** Work to complete **
Give the material again in full, matching it exactly.

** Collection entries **
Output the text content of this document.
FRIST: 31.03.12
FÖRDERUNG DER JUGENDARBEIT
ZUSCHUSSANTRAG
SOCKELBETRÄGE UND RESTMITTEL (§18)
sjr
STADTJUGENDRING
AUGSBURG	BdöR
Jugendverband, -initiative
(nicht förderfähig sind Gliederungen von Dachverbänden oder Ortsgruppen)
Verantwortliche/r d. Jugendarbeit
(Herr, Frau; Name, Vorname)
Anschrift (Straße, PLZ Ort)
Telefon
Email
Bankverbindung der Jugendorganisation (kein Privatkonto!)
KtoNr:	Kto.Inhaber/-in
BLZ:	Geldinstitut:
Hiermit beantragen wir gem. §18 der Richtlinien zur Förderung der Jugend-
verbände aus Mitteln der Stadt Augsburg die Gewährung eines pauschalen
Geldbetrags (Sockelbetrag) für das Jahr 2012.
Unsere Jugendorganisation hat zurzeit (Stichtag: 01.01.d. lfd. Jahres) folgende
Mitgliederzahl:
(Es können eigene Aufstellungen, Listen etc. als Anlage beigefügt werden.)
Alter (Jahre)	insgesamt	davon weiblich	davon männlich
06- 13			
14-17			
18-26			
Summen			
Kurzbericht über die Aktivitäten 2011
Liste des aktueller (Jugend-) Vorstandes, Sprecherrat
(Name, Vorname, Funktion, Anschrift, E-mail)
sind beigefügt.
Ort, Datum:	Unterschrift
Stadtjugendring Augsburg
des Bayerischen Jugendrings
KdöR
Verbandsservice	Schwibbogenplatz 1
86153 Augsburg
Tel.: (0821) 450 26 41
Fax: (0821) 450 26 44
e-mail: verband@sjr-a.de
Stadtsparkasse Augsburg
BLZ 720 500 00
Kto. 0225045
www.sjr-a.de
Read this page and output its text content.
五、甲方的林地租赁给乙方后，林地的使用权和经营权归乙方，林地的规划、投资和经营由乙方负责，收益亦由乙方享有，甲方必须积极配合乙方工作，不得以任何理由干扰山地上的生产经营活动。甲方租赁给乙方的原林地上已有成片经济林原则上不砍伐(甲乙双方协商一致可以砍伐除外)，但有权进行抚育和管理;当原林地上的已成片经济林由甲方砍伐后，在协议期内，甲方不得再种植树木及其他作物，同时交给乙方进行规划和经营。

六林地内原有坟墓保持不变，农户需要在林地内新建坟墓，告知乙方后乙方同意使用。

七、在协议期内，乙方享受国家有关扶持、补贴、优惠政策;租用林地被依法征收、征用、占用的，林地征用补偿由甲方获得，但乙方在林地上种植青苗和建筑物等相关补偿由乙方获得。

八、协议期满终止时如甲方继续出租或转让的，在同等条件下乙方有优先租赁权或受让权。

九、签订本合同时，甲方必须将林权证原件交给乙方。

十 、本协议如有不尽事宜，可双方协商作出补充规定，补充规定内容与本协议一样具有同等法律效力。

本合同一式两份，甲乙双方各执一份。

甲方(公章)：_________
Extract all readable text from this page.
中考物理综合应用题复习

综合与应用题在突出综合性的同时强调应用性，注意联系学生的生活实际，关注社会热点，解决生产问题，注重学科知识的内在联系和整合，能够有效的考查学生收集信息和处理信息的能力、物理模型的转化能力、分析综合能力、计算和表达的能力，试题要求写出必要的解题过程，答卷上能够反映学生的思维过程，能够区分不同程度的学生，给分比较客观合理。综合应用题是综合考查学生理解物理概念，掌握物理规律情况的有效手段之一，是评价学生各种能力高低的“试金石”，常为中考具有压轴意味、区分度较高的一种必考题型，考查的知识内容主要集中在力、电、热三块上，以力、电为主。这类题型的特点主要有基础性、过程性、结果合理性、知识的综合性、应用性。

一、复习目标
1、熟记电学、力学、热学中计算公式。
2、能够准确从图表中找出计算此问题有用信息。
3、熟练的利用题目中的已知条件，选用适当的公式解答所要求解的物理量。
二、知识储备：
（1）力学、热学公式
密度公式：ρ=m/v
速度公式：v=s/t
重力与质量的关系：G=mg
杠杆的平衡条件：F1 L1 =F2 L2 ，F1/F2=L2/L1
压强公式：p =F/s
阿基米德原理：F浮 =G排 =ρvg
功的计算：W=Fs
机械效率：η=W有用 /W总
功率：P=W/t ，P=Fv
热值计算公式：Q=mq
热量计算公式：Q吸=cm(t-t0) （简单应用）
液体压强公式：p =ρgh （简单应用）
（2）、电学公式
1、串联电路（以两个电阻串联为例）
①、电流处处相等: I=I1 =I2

** Solution for this task **
Output the text content of this document.
FRIST: 31.03.12
FÖRDERUNG DER JUGENDARBEIT
ZUSCHUSSANTRAG
SOCKELBETRÄGE UND RESTMITTEL (§18)
sjr
STADTJUGENDRING
AUGSBURG	BdöR
Jugendverband, -initiative
(nicht förderfähig sind Gliederungen von Dachverbänden oder Ortsgruppen)
Verantwortliche/r d. Jugendarbeit
(Herr, Frau; Name, Vorname)
Anschrift (Straße, PLZ Ort)
Telefon
Email
Bankverbindung der Jugendorganisation (kein Privatkonto!)
KtoNr:	Kto.Inhaber/-in
BLZ:	Geldinstitut:
Hiermit beantragen wir gem. §18 der Richtlinien zur Förderung der Jugend-
verbände aus Mitteln der Stadt Augsburg die Gewährung eines pauschalen
Geldbetrags (Sockelbetrag) für das Jahr 2012.
Unsere Jugendorganisation hat zurzeit (Stichtag: 01.01.d. lfd. Jahres) folgende
Mitgliederzahl:
(Es können eigene Aufstellungen, Listen etc. als Anlage beigefügt werden.)
Alter (Jahre)	insgesamt	davon weiblich	davon männlich
06- 13			
14-17			
18-26			
Summen			
Kurzbericht über die Aktivitäten 2011
Liste des aktueller (Jugend-) Vorstandes, Sprecherrat
(Name, Vorname, Funktion, Anschrift, E-mail)
sind beigefügt.
Ort, Datum:	Unterschrift
Stadtjugendring Augsburg
des Bayerischen Jugendrings
KdöR
Verbandsservice	Schwibbogenplatz 1
86153 Augsburg
Tel.: (0821) 450 26 41
Fax: (0821) 450 26 44
e-mail: verband@sjr-a.de
Stadtsparkasse Augsburg
BLZ 720 500 00
Kto. 0225045
www.sjr-a.de
Read this page and output its text content.
五、甲方的林地租赁给乙方后，林地的使用权和经营权归乙方，林地的规划、投资和经营由乙方负责，收益亦由乙方享有，甲方必须积极配合乙方工作，不得以任何理由干扰山地上的生产经营活动。甲方租赁给乙方的原林地上已有成片经济林原则上不砍伐(甲乙双方协商一致可以砍伐除外)，但有权进行抚育和管理;当原林地上的已成片经济林由甲方砍伐后，在协议期内，甲方不得再种植树木及其他作物，同时交给乙方进行规划和经营。

六林地内原有坟墓保持不变，农户需要在林地内新建坟墓，告知乙方后乙方同意使用。

七、在协议期内，乙方享受国家有关扶持、补贴、优惠政策;租用林地被依法征收、征用、占用的，林地征用补偿由甲方获得，但乙方在林地上种植青苗和建筑物等相关补偿由乙方获得。

八、协议期满终止时如甲方继续出租或转让的，在同等条件下乙方有优先租赁权或受让权。

九、签订本合同时，甲方必须将林权证原件交给乙方。

十 、本协议如有不尽事宜，可双方协商作出补充规定，补充规定内容与本协议一样具有同等法律效力。

本合同一式两份，甲乙双方各执一份。

甲方(公章)：_________
Extract all readable text from this page.
中考物理综合应用题复习

综合与应用题在突出综合性的同时强调应用性，注意联系学生的生活实际，关注社会热点，解决生产问题，注重学科知识的内在联系和整合，能够有效的考查学生收集信息和处理信息的能力、物理模型的转化能力、分析综合能力、计算和表达的能力，试题要求写出必要的解题过程，答卷上能够反映学生的思维过程，能够区分不同程度的学生，给分比较客观合理。综合应用题是综合考查学生理解物理概念，掌握物理规律情况的有效手段之一，是评价学生各种能力高低的“试金石”，常为中考具有压轴意味、区分度较高的一种必考题型，考查的知识内容主要集中在力、电、热三块上，以力、电为主。这类题型的特点主要有基础性、过程性、结果合理性、知识的综合性、应用性。

一、复习目标
1、熟记电学、力学、热学中计算公式。
2、能够准确从图表中找出计算此问题有用信息。
3、熟练的利用题目中的已知条件，选用适当的公式解答所要求解的物理量。
二、知识储备：
（1）力学、热学公式
密度公式：ρ=m/v
速度公式：v=s/t
重力与质量的关系：G=mg
杠杆的平衡条件：F1 L1 =F2 L2 ，F1/F2=L2/L1
压强公式：p =F/s
阿基米德原理：F浮 =G排 =ρvg
功的计算：W=Fs
机械效率：η=W有用 /W总
功率：P=W/t ，P=Fv
热值计算公式：Q=mq
热量计算公式：Q吸=cm(t-t0) （简单应用）
液体压强公式：p =ρgh （简单应用）
（2）、电学公式
1、串联电路（以两个电阻串联为例）
①、电流处处相等: I=I1 =I2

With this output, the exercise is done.